▶ WRITTEN EXERCISE:
Reproduce word for word the lines from the start through the line containing "The notification service device 4 is", leaving the pictures out of your answer.

▶ MATERIAL SUPPLIED:
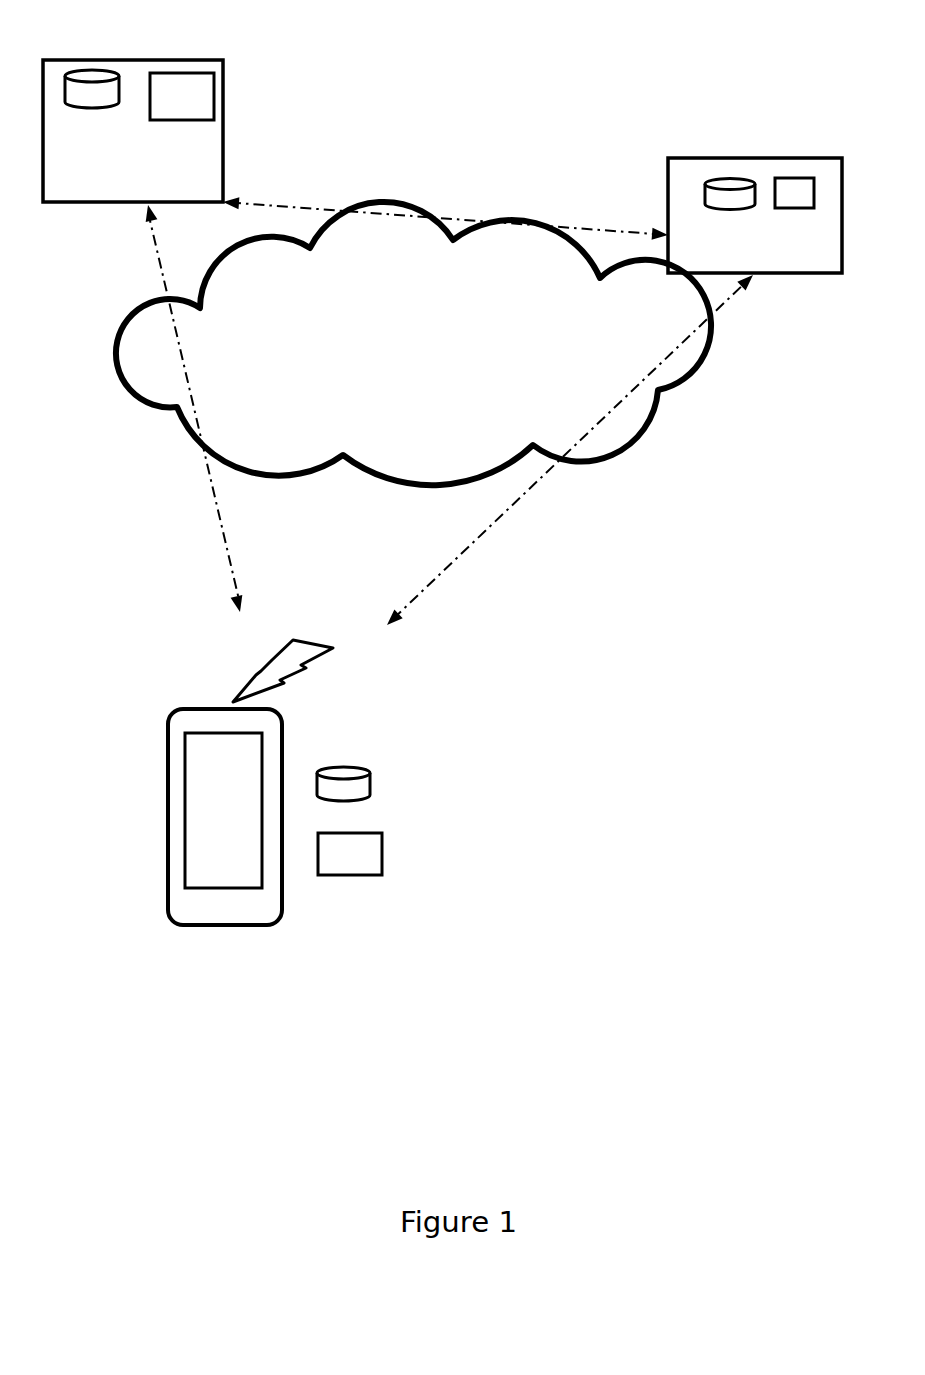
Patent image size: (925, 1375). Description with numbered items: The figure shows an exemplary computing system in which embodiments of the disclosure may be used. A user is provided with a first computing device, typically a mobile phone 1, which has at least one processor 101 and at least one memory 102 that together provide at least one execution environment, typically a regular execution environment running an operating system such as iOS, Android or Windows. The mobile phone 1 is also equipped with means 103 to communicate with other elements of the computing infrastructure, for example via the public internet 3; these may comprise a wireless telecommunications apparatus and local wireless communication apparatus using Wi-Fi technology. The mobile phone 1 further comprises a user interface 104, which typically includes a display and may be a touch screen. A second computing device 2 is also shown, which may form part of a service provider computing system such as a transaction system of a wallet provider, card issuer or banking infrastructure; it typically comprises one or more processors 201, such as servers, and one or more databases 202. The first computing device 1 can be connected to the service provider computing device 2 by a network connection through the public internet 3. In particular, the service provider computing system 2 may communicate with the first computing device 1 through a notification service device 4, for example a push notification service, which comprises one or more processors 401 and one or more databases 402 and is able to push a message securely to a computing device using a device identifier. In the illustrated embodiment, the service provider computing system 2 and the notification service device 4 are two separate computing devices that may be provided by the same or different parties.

The mobile phone 1 is at (190, 709).
The processor 101 is at (382, 853).
The memory 102 is at (370, 787).
The means to communicate 103 is at (312, 669).
The user interface 104 is at (185, 816).
The second computing device 2 is at (143, 60).
The processors 201 is at (168, 121).
The databases 202 is at (95, 109).
The public internet 3 is at (427, 487).
The notification service device 4 is at (773, 157).
The processors 401 is at (797, 209).
The databases 402 is at (732, 207).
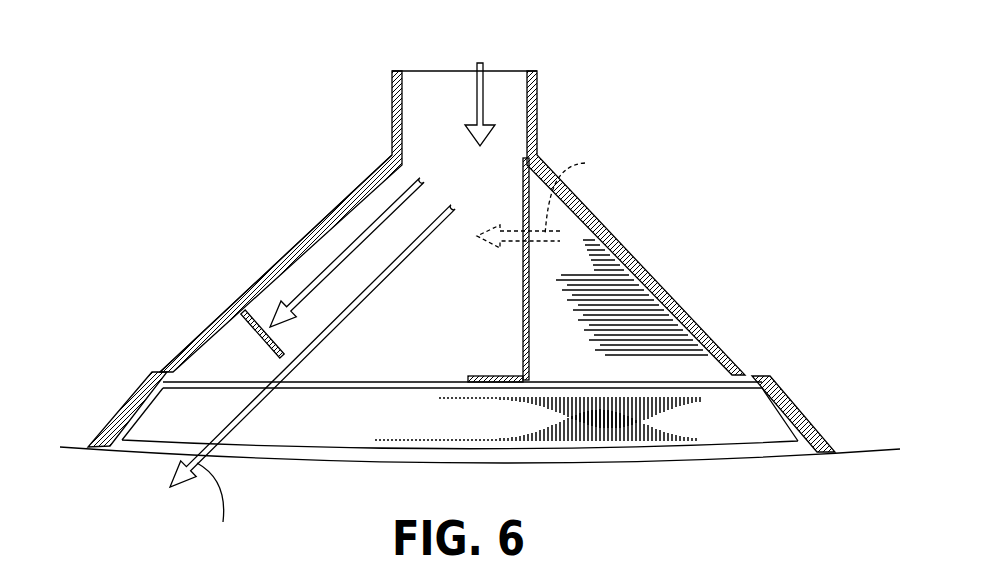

▶ EXPECTED ANSWER:
Patent image size: (925, 1375). Description with numbered items: The figure shows an exemplary computing system in which embodiments of the disclosure may be used. A user is provided with a first computing device, typically a mobile phone 1, which has at least one processor 101 and at least one memory 102 that together provide at least one execution environment, typically a regular execution environment running an operating system such as iOS, Android or Windows. The mobile phone 1 is also equipped with means 103 to communicate with other elements of the computing infrastructure, for example via the public internet 3; these may comprise a wireless telecommunications apparatus and local wireless communication apparatus using Wi-Fi technology. The mobile phone 1 further comprises a user interface 104, which typically includes a display and may be a touch screen. A second computing device 2 is also shown, which may form part of a service provider computing system such as a transaction system of a wallet provider, card issuer or banking infrastructure; it typically comprises one or more processors 201, such as servers, and one or more databases 202. The first computing device 1 can be connected to the service provider computing device 2 by a network connection through the public internet 3. In particular, the service provider computing system 2 may communicate with the first computing device 1 through a notification service device 4, for example a push notification service, which comprises one or more processors 401 and one or more databases 402 and is able to push a message securely to a computing device using a device identifier. In the illustrated embodiment, the service provider computing system 2 and the notification service device 4 are two separate computing devices that may be provided by the same or different parties.

The mobile phone 1 is at (190, 709).
The processor 101 is at (382, 853).
The memory 102 is at (370, 787).
The means to communicate 103 is at (312, 669).
The user interface 104 is at (185, 816).
The second computing device 2 is at (143, 60).
The processors 201 is at (168, 121).
The databases 202 is at (95, 109).
The public internet 3 is at (427, 487).
The notification service device 4 is at (773, 157).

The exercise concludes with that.